## Stated goal
Here are some records; quote them exactly, leaving out the pictures.

## Recorded data

────

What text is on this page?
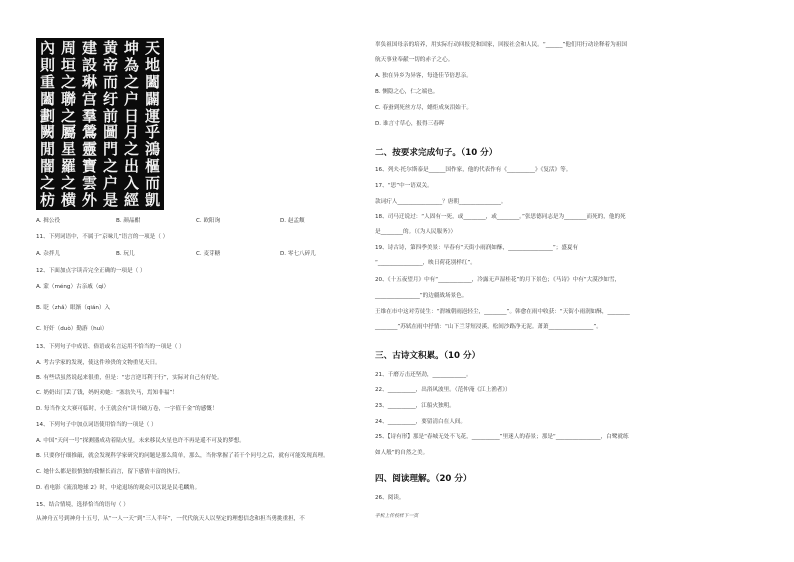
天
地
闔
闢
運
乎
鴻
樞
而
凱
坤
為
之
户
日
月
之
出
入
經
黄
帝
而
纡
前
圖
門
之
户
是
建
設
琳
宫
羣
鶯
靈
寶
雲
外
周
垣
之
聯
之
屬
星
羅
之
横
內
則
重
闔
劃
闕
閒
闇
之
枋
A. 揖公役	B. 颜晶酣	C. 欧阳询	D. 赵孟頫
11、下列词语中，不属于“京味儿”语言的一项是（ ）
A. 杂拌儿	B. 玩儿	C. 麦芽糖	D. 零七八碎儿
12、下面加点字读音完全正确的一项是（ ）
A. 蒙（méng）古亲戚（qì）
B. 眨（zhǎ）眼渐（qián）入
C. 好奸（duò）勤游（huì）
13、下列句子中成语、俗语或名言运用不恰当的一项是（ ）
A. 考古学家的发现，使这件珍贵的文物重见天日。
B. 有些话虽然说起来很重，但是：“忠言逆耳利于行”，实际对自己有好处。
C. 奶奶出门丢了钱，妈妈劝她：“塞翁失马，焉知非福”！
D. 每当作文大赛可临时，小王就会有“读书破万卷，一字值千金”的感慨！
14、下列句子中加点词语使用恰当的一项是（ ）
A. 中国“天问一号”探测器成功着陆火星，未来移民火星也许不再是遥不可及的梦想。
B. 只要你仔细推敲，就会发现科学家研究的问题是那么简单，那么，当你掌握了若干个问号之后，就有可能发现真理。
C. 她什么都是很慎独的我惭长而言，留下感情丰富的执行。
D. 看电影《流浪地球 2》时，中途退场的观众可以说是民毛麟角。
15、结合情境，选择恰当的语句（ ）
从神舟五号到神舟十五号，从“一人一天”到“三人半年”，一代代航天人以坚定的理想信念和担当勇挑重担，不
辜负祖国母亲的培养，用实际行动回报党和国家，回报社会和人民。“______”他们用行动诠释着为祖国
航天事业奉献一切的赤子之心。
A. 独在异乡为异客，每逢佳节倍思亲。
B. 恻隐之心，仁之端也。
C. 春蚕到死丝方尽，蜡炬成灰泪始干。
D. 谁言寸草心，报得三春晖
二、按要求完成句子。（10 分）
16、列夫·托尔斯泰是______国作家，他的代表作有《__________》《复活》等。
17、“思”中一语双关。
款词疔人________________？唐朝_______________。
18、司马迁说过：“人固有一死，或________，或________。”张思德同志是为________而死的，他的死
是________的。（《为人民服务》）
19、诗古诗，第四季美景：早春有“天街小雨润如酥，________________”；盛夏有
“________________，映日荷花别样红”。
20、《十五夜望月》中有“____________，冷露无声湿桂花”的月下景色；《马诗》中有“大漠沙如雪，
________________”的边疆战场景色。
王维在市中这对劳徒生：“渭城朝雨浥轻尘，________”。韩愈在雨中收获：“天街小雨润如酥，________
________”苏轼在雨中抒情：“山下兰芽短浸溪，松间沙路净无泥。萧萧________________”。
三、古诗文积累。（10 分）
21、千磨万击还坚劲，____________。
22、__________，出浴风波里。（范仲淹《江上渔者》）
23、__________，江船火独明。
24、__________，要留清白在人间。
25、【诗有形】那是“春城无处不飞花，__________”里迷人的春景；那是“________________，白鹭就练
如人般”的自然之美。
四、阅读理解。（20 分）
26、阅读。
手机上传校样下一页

────

## Result below
What text is on this page?
天
地
闔
闢
運
乎
鴻
樞
而
凱
坤
為
之
户
日
月
之
出
入
經
黄
帝
而
纡
前
圖
門
之
户
是
建
設
琳
宫
羣
鶯
靈
寶
雲
外
周
垣
之
聯
之
屬
星
羅
之
横
內
則
重
闔
劃
闕
閒
闇
之
枋
A. 揖公役	B. 颜晶酣	C. 欧阳询	D. 赵孟頫
11、下列词语中，不属于“京味儿”语言的一项是（ ）
A. 杂拌儿	B. 玩儿	C. 麦芽糖	D. 零七八碎儿
12、下面加点字读音完全正确的一项是（ ）
A. 蒙（méng）古亲戚（qì）
B. 眨（zhǎ）眼渐（qián）入
C. 好奸（duò）勤游（huì）
13、下列句子中成语、俗语或名言运用不恰当的一项是（ ）
A. 考古学家的发现，使这件珍贵的文物重见天日。
B. 有些话虽然说起来很重，但是：“忠言逆耳利于行”，实际对自己有好处。
C. 奶奶出门丢了钱，妈妈劝她：“塞翁失马，焉知非福”！
D. 每当作文大赛可临时，小王就会有“读书破万卷，一字值千金”的感慨！
14、下列句子中加点词语使用恰当的一项是（ ）
A. 中国“天问一号”探测器成功着陆火星，未来移民火星也许不再是遥不可及的梦想。
B. 只要你仔细推敲，就会发现科学家研究的问题是那么简单，那么，当你掌握了若干个问号之后，就有可能发现真理。
C. 她什么都是很慎独的我惭长而言，留下感情丰富的执行。
D. 看电影《流浪地球 2》时，中途退场的观众可以说是民毛麟角。
15、结合情境，选择恰当的语句（ ）
从神舟五号到神舟十五号，从“一人一天”到“三人半年”，一代代航天人以坚定的理想信念和担当勇挑重担，不
辜负祖国母亲的培养，用实际行动回报党和国家，回报社会和人民。“______”他们用行动诠释着为祖国
航天事业奉献一切的赤子之心。
A. 独在异乡为异客，每逢佳节倍思亲。
B. 恻隐之心，仁之端也。
C. 春蚕到死丝方尽，蜡炬成灰泪始干。
D. 谁言寸草心，报得三春晖
二、按要求完成句子。（10 分）
16、列夫·托尔斯泰是______国作家，他的代表作有《__________》《复活》等。
17、“思”中一语双关。
款词疔人________________？唐朝_______________。
18、司马迁说过：“人固有一死，或________，或________。”张思德同志是为________而死的，他的死
是________的。（《为人民服务》）
19、诗古诗，第四季美景：早春有“天街小雨润如酥，________________”；盛夏有
“________________，映日荷花别样红”。
20、《十五夜望月》中有“____________，冷露无声湿桂花”的月下景色；《马诗》中有“大漠沙如雪，
________________”的边疆战场景色。
王维在市中这对劳徒生：“渭城朝雨浥轻尘，________”。韩愈在雨中收获：“天街小雨润如酥，________
________”苏轼在雨中抒情：“山下兰芽短浸溪，松间沙路净无泥。萧萧________________”。
三、古诗文积累。（10 分）
21、千磨万击还坚劲，____________。
22、__________，出浴风波里。（范仲淹《江上渔者》）
23、__________，江船火独明。
24、__________，要留清白在人间。
25、【诗有形】那是“春城无处不飞花，__________”里迷人的春景；那是“________________，白鹭就练
如人般”的自然之美。
四、阅读理解。（20 分）
26、阅读。
手机上传校样下一页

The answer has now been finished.